[THE TASK]: Reproduce the listing exactly, with no pictures in your copy.

[EXERCISE INPUT]:
:::::
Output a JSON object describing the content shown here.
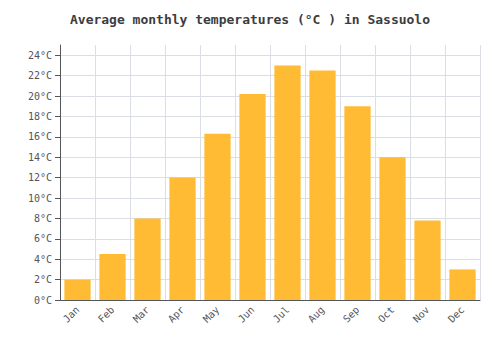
{
  "chart_data": {
    "type": "bar",
    "title": "Average monthly temperatures (°C ) in Sassuolo",
    "categories": [
      "Jan",
      "Feb",
      "Mar",
      "Apr",
      "May",
      "Jun",
      "Jul",
      "Aug",
      "Sep",
      "Oct",
      "Nov",
      "Dec"
    ],
    "values": [
      2,
      4.5,
      8,
      12,
      16.3,
      20.2,
      23,
      22.5,
      19,
      14,
      7.8,
      3
    ],
    "color": "#FFBB33",
    "ylim": [
      0,
      25
    ],
    "yticks": [
      {
        "value": 0,
        "label": "0°C"
      },
      {
        "value": 2,
        "label": "2°C"
      },
      {
        "value": 4,
        "label": "4°C"
      },
      {
        "value": 6,
        "label": "6°C"
      },
      {
        "value": 8,
        "label": "8°C"
      },
      {
        "value": 10,
        "label": "10°C"
      },
      {
        "value": 12,
        "label": "12°C"
      },
      {
        "value": 14,
        "label": "14°C"
      },
      {
        "value": 16,
        "label": "16°C"
      },
      {
        "value": 18,
        "label": "18°C"
      },
      {
        "value": 20,
        "label": "20°C"
      },
      {
        "value": 22,
        "label": "22°C"
      },
      {
        "value": 24,
        "label": "24°C"
      }
    ],
    "grid": true
  }
}
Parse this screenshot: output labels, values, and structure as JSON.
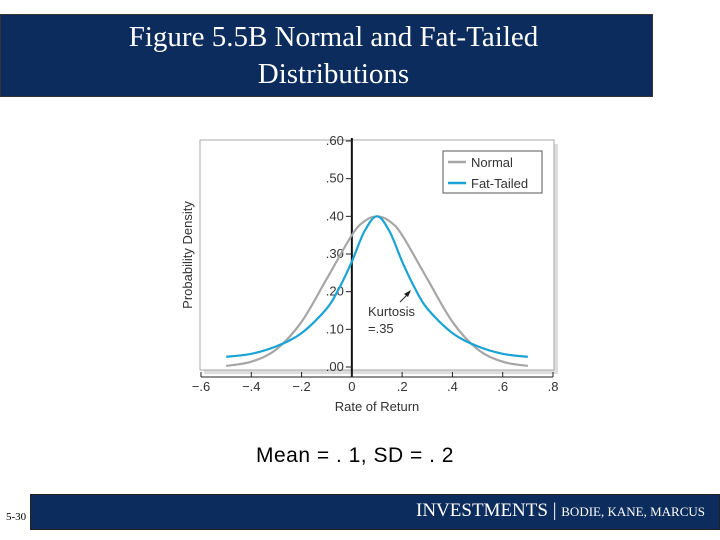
{
  "title": {
    "line1": "Figure 5.5B Normal and Fat-Tailed",
    "line2": "Distributions"
  },
  "caption": "Mean = . 1,  SD = . 2",
  "slide_number": "5-30",
  "footer": {
    "brand": "INVESTMENTS",
    "separator": "|",
    "authors": "BODIE, KANE, MARCUS"
  },
  "colors": {
    "navy": "#0b2c5c",
    "normal": "#a6a6a6",
    "fat_tailed": "#1aa3d4"
  },
  "chart_data": {
    "type": "line",
    "xlabel": "Rate of Return",
    "ylabel": "Probability Density",
    "xlim": [
      -0.6,
      0.8
    ],
    "ylim": [
      0,
      0.6
    ],
    "xticks": [
      "−.6",
      "−.4",
      "−.2",
      "0",
      ".2",
      ".4",
      ".6",
      ".8"
    ],
    "xtick_values": [
      -0.6,
      -0.4,
      -0.2,
      0,
      0.2,
      0.4,
      0.6,
      0.8
    ],
    "yticks": [
      ".00",
      ".10",
      ".20",
      ".30",
      ".40",
      ".50",
      ".60"
    ],
    "ytick_values": [
      0,
      0.1,
      0.2,
      0.3,
      0.4,
      0.5,
      0.6
    ],
    "legend_position": "top-right",
    "annotation": {
      "line1": "Kurtosis",
      "line2": "=.35",
      "points_to": [
        0.22,
        0.25
      ]
    },
    "series": [
      {
        "name": "Normal",
        "x": [
          -0.5,
          -0.4,
          -0.3,
          -0.2,
          -0.1,
          0,
          0.05,
          0.1,
          0.15,
          0.2,
          0.3,
          0.4,
          0.5,
          0.6,
          0.7
        ],
        "y": [
          0.003,
          0.014,
          0.047,
          0.12,
          0.234,
          0.35,
          0.387,
          0.4,
          0.387,
          0.35,
          0.234,
          0.12,
          0.047,
          0.014,
          0.003
        ]
      },
      {
        "name": "Fat-Tailed",
        "x": [
          -0.5,
          -0.4,
          -0.3,
          -0.2,
          -0.1,
          -0.05,
          0,
          0.05,
          0.1,
          0.15,
          0.2,
          0.25,
          0.3,
          0.4,
          0.5,
          0.6,
          0.7
        ],
        "y": [
          0.027,
          0.035,
          0.055,
          0.09,
          0.155,
          0.21,
          0.28,
          0.36,
          0.4,
          0.36,
          0.28,
          0.21,
          0.155,
          0.09,
          0.055,
          0.035,
          0.027
        ]
      }
    ]
  }
}
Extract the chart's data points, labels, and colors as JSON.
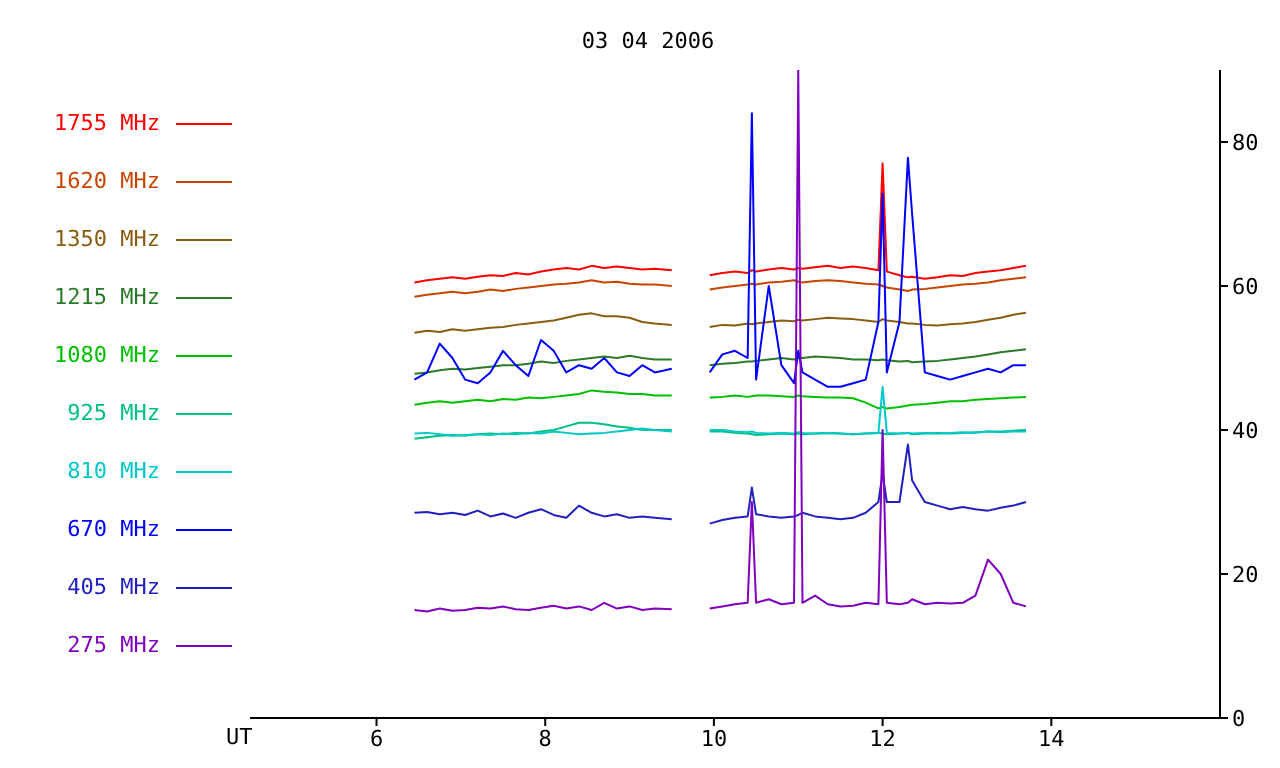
:::::
[RESPONSE]:
Output a JSON object describing the content shown here.
{
  "chart_data": {
    "type": "bar",
    "title": "Average monthly temperatures (°C ) in Sassuolo",
    "categories": [
      "Jan",
      "Feb",
      "Mar",
      "Apr",
      "May",
      "Jun",
      "Jul",
      "Aug",
      "Sep",
      "Oct",
      "Nov",
      "Dec"
    ],
    "values": [
      2,
      4.5,
      8,
      12,
      16.3,
      20.2,
      23,
      22.5,
      19,
      14,
      7.8,
      3
    ],
    "color": "#FFBB33",
    "ylim": [
      0,
      25
    ],
    "yticks": [
      {
        "value": 0,
        "label": "0°C"
      },
      {
        "value": 2,
        "label": "2°C"
      },
      {
        "value": 4,
        "label": "4°C"
      },
      {
        "value": 6,
        "label": "6°C"
      },
      {
        "value": 8,
        "label": "8°C"
      },
      {
        "value": 10,
        "label": "10°C"
      },
      {
        "value": 12,
        "label": "12°C"
      },
      {
        "value": 14,
        "label": "14°C"
      },
      {
        "value": 16,
        "label": "16°C"
      },
      {
        "value": 18,
        "label": "18°C"
      },
      {
        "value": 20,
        "label": "20°C"
      },
      {
        "value": 22,
        "label": "22°C"
      },
      {
        "value": 24,
        "label": "24°C"
      }
    ],
    "grid": true
  }
}
Parse this screenshot: output labels, values, and structure as JSON.
{
  "title": {
    "line1": "Figure 5.5B Normal and Fat-Tailed",
    "line2": "Distributions"
  },
  "caption": "Mean = . 1,  SD = . 2",
  "slide_number": "5-30",
  "footer": {
    "brand": "INVESTMENTS",
    "separator": "|",
    "authors": "BODIE, KANE, MARCUS"
  },
  "colors": {
    "navy": "#0b2c5c",
    "normal": "#a6a6a6",
    "fat_tailed": "#1aa3d4"
  },
  "chart_data": {
    "type": "line",
    "xlabel": "Rate of Return",
    "ylabel": "Probability Density",
    "xlim": [
      -0.6,
      0.8
    ],
    "ylim": [
      0,
      0.6
    ],
    "xticks": [
      "−.6",
      "−.4",
      "−.2",
      "0",
      ".2",
      ".4",
      ".6",
      ".8"
    ],
    "xtick_values": [
      -0.6,
      -0.4,
      -0.2,
      0,
      0.2,
      0.4,
      0.6,
      0.8
    ],
    "yticks": [
      ".00",
      ".10",
      ".20",
      ".30",
      ".40",
      ".50",
      ".60"
    ],
    "ytick_values": [
      0,
      0.1,
      0.2,
      0.3,
      0.4,
      0.5,
      0.6
    ],
    "legend_position": "top-right",
    "annotation": {
      "line1": "Kurtosis",
      "line2": "=.35",
      "points_to": [
        0.22,
        0.25
      ]
    },
    "series": [
      {
        "name": "Normal",
        "x": [
          -0.5,
          -0.4,
          -0.3,
          -0.2,
          -0.1,
          0,
          0.05,
          0.1,
          0.15,
          0.2,
          0.3,
          0.4,
          0.5,
          0.6,
          0.7
        ],
        "y": [
          0.003,
          0.014,
          0.047,
          0.12,
          0.234,
          0.35,
          0.387,
          0.4,
          0.387,
          0.35,
          0.234,
          0.12,
          0.047,
          0.014,
          0.003
        ]
      },
      {
        "name": "Fat-Tailed",
        "x": [
          -0.5,
          -0.4,
          -0.3,
          -0.2,
          -0.1,
          -0.05,
          0,
          0.05,
          0.1,
          0.15,
          0.2,
          0.25,
          0.3,
          0.4,
          0.5,
          0.6,
          0.7
        ],
        "y": [
          0.027,
          0.035,
          0.055,
          0.09,
          0.155,
          0.21,
          0.28,
          0.36,
          0.4,
          0.36,
          0.28,
          0.21,
          0.155,
          0.09,
          0.055,
          0.035,
          0.027
        ]
      }
    ]
  }
}
Extract the chart's data points, labels, and colors as JSON.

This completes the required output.